>> begin Material to process

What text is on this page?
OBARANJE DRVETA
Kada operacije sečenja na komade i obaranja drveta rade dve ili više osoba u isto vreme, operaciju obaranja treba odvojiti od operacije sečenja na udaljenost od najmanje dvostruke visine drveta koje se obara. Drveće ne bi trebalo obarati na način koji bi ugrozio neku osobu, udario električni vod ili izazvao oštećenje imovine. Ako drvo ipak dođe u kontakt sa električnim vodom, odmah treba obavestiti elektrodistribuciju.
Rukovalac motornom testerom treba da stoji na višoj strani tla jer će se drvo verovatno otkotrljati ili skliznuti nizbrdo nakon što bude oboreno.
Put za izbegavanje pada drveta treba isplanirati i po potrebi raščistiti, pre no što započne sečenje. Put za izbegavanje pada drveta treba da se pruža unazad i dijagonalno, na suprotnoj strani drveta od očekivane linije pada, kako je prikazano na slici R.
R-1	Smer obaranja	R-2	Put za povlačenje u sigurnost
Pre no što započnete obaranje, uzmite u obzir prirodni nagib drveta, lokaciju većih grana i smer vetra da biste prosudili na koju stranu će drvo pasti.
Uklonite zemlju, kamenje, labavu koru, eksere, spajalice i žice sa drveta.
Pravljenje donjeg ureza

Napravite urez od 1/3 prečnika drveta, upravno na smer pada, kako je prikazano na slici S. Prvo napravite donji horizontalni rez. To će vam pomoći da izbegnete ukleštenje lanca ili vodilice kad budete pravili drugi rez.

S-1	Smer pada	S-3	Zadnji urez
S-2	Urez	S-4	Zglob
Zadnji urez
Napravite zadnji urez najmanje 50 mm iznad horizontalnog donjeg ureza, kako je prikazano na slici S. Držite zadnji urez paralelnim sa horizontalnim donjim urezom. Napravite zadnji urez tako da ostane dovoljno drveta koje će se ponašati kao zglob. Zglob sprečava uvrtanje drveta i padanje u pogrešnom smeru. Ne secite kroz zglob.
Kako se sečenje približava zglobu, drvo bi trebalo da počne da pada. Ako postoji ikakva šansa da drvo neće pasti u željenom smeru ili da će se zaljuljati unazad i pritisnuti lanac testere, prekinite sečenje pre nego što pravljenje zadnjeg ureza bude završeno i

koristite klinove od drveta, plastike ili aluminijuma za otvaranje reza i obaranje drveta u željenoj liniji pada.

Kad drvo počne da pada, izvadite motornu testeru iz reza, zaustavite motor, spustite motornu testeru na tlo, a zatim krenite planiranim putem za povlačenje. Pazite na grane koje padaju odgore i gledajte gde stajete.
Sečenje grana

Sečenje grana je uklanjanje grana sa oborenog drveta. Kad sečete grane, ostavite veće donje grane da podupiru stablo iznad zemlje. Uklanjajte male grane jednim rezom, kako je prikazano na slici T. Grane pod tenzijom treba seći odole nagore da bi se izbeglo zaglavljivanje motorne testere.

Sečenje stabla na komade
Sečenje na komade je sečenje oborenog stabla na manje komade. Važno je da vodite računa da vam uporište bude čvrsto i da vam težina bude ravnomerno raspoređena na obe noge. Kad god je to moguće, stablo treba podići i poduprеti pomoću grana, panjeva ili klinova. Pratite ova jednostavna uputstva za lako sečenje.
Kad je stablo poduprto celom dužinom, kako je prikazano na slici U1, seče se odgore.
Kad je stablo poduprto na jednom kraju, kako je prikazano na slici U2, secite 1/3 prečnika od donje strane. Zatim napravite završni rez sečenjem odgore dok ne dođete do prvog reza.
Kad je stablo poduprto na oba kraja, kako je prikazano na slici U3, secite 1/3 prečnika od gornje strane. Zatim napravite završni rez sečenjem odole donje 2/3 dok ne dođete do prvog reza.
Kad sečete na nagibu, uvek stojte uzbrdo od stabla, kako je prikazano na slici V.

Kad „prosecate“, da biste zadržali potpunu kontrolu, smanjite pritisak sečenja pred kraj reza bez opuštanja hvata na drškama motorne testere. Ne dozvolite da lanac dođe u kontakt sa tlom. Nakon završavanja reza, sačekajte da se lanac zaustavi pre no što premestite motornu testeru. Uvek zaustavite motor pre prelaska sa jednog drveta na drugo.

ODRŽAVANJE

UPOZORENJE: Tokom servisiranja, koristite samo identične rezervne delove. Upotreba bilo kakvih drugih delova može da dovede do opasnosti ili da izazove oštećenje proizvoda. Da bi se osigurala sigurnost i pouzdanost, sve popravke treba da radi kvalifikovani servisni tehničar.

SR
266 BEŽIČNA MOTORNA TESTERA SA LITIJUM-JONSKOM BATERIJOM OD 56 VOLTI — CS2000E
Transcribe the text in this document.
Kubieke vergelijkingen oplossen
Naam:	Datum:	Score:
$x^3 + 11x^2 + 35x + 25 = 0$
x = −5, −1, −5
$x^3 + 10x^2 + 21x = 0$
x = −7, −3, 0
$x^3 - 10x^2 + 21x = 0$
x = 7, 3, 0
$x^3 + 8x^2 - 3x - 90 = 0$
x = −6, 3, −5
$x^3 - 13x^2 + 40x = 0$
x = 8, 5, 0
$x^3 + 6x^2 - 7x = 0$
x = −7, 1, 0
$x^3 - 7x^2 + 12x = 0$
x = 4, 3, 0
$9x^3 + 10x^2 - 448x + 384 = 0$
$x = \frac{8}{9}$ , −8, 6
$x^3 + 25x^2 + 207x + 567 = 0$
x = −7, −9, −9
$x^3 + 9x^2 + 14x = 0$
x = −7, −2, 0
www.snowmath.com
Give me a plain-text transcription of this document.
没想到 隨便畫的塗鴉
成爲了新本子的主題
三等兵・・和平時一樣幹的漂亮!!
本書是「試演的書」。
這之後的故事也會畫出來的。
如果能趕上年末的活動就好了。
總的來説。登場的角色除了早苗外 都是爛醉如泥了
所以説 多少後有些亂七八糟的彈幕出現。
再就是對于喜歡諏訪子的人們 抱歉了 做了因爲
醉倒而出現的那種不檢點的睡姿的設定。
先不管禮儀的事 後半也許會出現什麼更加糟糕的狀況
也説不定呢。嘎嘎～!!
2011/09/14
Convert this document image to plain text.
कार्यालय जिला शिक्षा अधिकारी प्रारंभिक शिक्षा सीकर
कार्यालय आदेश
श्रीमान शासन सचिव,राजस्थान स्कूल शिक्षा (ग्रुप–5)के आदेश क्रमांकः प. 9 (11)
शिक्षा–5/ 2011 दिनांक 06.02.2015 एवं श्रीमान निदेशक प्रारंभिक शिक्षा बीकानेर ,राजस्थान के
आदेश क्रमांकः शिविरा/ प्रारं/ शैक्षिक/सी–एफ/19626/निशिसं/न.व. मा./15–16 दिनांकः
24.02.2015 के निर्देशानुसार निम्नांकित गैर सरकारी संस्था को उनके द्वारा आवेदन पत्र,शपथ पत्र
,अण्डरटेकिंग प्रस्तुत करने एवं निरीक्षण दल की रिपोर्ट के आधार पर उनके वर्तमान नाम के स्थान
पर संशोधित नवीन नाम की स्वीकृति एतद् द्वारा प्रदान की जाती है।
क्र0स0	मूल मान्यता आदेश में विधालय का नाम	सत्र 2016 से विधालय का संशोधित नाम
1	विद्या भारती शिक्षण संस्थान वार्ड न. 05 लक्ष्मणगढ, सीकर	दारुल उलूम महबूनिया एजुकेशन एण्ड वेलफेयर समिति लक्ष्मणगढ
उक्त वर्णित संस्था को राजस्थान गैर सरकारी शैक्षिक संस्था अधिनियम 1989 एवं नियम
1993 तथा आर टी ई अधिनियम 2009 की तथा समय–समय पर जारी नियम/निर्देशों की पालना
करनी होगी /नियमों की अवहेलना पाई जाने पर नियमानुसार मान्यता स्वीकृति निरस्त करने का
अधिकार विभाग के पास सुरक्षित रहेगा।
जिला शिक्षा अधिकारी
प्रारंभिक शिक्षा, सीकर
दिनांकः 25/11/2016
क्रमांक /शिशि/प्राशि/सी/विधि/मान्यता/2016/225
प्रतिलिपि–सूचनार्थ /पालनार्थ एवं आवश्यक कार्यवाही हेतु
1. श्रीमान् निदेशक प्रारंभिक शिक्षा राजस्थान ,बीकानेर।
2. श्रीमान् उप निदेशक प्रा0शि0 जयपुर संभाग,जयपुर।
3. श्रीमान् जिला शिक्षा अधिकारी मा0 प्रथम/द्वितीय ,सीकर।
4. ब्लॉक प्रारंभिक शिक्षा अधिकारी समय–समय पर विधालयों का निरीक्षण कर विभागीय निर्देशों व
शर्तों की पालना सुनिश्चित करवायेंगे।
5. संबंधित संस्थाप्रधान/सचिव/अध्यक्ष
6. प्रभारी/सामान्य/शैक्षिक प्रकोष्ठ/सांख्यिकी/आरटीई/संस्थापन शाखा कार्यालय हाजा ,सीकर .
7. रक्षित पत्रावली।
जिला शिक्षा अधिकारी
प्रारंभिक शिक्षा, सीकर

>> end Material to process

Emit verbatim the lines running from the one with "Convert this document image to plain text." through the last line of the data, both endpoints inclusive.

» Response for this exercise
Convert this document image to plain text.
कार्यालय जिला शिक्षा अधिकारी प्रारंभिक शिक्षा सीकर
कार्यालय आदेश
श्रीमान शासन सचिव,राजस्थान स्कूल शिक्षा (ग्रुप–5)के आदेश क्रमांकः प. 9 (11)
शिक्षा–5/ 2011 दिनांक 06.02.2015 एवं श्रीमान निदेशक प्रारंभिक शिक्षा बीकानेर ,राजस्थान के
आदेश क्रमांकः शिविरा/ प्रारं/ शैक्षिक/सी–एफ/19626/निशिसं/न.व. मा./15–16 दिनांकः
24.02.2015 के निर्देशानुसार निम्नांकित गैर सरकारी संस्था को उनके द्वारा आवेदन पत्र,शपथ पत्र
,अण्डरटेकिंग प्रस्तुत करने एवं निरीक्षण दल की रिपोर्ट के आधार पर उनके वर्तमान नाम के स्थान
पर संशोधित नवीन नाम की स्वीकृति एतद् द्वारा प्रदान की जाती है।
क्र0स0	मूल मान्यता आदेश में विधालय का नाम	सत्र 2016 से विधालय का संशोधित नाम
1	विद्या भारती शिक्षण संस्थान वार्ड न. 05 लक्ष्मणगढ, सीकर	दारुल उलूम महबूनिया एजुकेशन एण्ड वेलफेयर समिति लक्ष्मणगढ
उक्त वर्णित संस्था को राजस्थान गैर सरकारी शैक्षिक संस्था अधिनियम 1989 एवं नियम
1993 तथा आर टी ई अधिनियम 2009 की तथा समय–समय पर जारी नियम/निर्देशों की पालना
करनी होगी /नियमों की अवहेलना पाई जाने पर नियमानुसार मान्यता स्वीकृति निरस्त करने का
अधिकार विभाग के पास सुरक्षित रहेगा।
जिला शिक्षा अधिकारी
प्रारंभिक शिक्षा, सीकर
दिनांकः 25/11/2016
क्रमांक /शिशि/प्राशि/सी/विधि/मान्यता/2016/225
प्रतिलिपि–सूचनार्थ /पालनार्थ एवं आवश्यक कार्यवाही हेतु
1. श्रीमान् निदेशक प्रारंभिक शिक्षा राजस्थान ,बीकानेर।
2. श्रीमान् उप निदेशक प्रा0शि0 जयपुर संभाग,जयपुर।
3. श्रीमान् जिला शिक्षा अधिकारी मा0 प्रथम/द्वितीय ,सीकर।
4. ब्लॉक प्रारंभिक शिक्षा अधिकारी समय–समय पर विधालयों का निरीक्षण कर विभागीय निर्देशों व
शर्तों की पालना सुनिश्चित करवायेंगे।
5. संबंधित संस्थाप्रधान/सचिव/अध्यक्ष
6. प्रभारी/सामान्य/शैक्षिक प्रकोष्ठ/सांख्यिकी/आरटीई/संस्थापन शाखा कार्यालय हाजा ,सीकर .
7. रक्षित पत्रावली।
जिला शिक्षा अधिकारी
प्रारंभिक शिक्षा, सीकर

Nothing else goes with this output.